● **Objective**
Take every line where the string "this" appears and copy it.

● **Dataset**
..........

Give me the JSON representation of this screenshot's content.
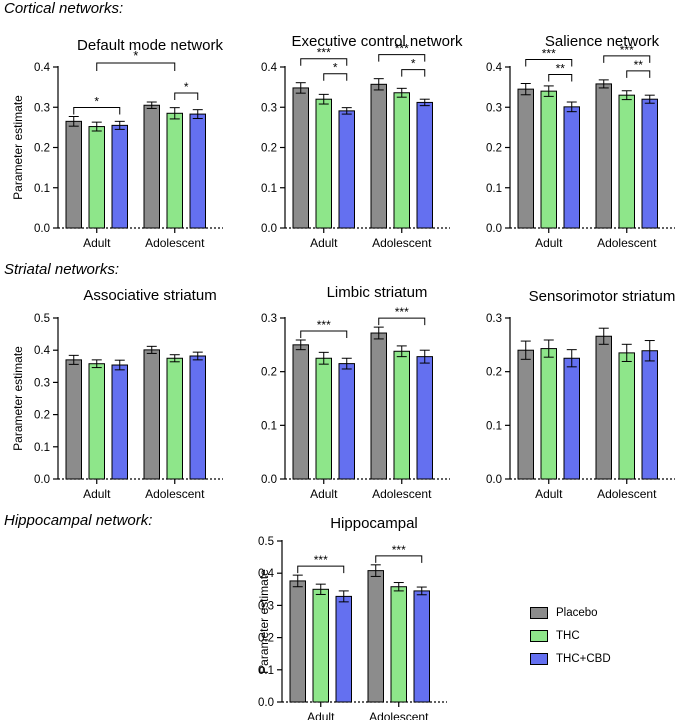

..........

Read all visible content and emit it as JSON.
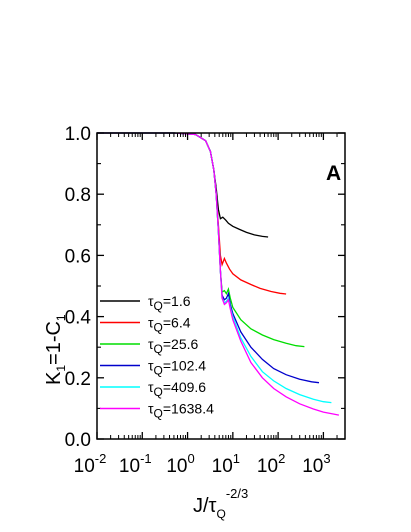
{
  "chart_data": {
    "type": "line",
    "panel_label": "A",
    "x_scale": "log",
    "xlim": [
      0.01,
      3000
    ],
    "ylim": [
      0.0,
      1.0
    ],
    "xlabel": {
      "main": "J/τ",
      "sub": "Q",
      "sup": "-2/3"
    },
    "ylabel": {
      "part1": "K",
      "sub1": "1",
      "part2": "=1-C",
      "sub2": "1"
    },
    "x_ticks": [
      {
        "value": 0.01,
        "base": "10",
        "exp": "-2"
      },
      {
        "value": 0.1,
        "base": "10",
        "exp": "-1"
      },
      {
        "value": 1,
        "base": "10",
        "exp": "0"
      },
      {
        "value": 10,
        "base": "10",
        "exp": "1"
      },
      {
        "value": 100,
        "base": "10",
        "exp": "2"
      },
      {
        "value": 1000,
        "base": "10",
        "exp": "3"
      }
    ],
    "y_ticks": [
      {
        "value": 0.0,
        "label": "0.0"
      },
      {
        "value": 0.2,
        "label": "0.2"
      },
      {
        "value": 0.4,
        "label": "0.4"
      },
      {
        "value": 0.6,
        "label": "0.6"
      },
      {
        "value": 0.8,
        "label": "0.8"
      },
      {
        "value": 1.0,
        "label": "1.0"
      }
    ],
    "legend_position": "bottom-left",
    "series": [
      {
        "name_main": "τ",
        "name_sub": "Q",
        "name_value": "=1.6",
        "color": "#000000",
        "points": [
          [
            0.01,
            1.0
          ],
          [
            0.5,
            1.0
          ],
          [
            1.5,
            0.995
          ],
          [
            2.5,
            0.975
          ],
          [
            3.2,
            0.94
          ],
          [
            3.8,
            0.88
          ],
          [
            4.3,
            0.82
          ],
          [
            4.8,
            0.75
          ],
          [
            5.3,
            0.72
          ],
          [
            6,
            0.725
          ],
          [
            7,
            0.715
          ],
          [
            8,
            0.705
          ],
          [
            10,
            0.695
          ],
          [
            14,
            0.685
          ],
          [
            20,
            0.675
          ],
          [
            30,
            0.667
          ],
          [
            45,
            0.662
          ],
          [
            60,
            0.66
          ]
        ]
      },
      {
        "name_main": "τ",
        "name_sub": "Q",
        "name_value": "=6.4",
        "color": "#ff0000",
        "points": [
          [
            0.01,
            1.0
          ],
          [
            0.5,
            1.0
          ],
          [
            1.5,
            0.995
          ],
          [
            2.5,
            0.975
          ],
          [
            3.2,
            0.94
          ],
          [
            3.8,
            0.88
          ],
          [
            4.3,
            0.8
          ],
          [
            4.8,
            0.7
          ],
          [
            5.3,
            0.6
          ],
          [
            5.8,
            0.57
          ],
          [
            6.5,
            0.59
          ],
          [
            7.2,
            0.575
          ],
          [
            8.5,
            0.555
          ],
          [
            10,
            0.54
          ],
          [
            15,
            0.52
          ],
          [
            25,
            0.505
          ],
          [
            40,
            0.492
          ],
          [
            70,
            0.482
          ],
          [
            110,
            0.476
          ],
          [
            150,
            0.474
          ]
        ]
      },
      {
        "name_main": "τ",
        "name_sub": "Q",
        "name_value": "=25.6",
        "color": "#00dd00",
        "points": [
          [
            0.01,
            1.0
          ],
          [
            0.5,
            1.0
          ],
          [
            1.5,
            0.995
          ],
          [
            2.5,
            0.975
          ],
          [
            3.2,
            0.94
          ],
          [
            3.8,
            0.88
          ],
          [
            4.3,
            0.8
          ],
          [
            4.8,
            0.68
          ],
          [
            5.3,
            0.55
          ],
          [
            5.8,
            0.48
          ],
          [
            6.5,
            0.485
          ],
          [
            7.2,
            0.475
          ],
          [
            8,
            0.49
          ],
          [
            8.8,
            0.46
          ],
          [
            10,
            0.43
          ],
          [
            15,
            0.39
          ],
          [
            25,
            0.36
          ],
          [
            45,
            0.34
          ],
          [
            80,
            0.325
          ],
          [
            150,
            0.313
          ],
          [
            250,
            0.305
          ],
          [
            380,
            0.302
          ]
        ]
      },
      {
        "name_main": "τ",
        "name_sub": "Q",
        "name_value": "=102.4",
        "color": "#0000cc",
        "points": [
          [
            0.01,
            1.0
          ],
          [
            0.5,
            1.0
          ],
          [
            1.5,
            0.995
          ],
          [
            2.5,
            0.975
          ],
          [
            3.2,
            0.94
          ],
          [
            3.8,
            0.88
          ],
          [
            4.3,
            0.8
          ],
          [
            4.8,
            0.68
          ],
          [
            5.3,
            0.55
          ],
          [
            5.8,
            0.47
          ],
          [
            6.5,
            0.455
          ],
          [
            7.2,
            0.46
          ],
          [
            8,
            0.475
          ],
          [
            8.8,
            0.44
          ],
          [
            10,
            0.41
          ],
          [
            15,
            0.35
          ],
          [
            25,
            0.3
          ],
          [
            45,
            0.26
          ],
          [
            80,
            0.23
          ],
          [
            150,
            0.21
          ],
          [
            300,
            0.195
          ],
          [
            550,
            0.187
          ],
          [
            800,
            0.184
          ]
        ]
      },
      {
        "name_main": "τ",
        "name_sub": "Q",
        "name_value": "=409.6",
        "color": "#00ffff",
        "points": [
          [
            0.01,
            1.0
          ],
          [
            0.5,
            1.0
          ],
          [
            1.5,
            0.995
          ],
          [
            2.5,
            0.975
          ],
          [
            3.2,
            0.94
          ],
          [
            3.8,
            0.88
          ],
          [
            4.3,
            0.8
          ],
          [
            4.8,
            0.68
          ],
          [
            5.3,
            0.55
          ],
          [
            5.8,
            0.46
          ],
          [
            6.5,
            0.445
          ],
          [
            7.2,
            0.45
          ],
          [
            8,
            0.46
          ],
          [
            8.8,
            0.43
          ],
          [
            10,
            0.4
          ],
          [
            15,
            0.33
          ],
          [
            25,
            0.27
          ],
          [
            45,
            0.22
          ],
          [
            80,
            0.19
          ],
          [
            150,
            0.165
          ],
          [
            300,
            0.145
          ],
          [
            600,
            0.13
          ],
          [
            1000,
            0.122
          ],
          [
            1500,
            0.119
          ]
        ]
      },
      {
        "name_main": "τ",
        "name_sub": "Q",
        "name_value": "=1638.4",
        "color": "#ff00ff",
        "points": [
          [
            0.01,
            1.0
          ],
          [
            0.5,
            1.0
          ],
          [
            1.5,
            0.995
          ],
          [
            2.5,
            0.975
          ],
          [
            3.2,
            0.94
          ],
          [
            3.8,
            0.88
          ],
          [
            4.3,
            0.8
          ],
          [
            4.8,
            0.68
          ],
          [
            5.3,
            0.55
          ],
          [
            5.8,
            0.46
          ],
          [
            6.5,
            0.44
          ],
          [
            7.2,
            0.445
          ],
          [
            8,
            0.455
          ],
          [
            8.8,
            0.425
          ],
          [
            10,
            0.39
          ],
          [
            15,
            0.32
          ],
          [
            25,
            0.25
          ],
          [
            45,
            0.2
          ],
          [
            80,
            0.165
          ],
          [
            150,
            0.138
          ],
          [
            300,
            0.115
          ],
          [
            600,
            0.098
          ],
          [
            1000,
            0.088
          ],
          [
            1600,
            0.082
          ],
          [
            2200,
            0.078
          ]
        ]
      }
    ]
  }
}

..........

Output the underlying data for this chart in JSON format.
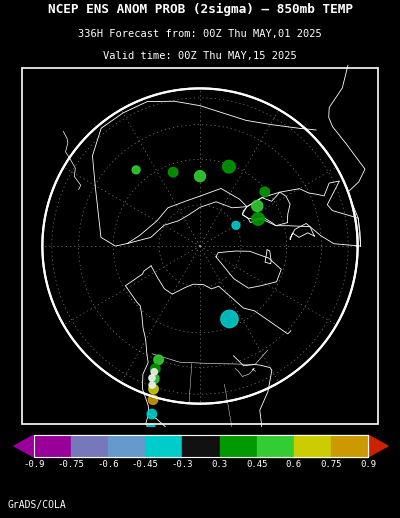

..........

● **The response**
Give me the JSON representation of this screenshot's content.
Output the underlying data for this chart in JSON format.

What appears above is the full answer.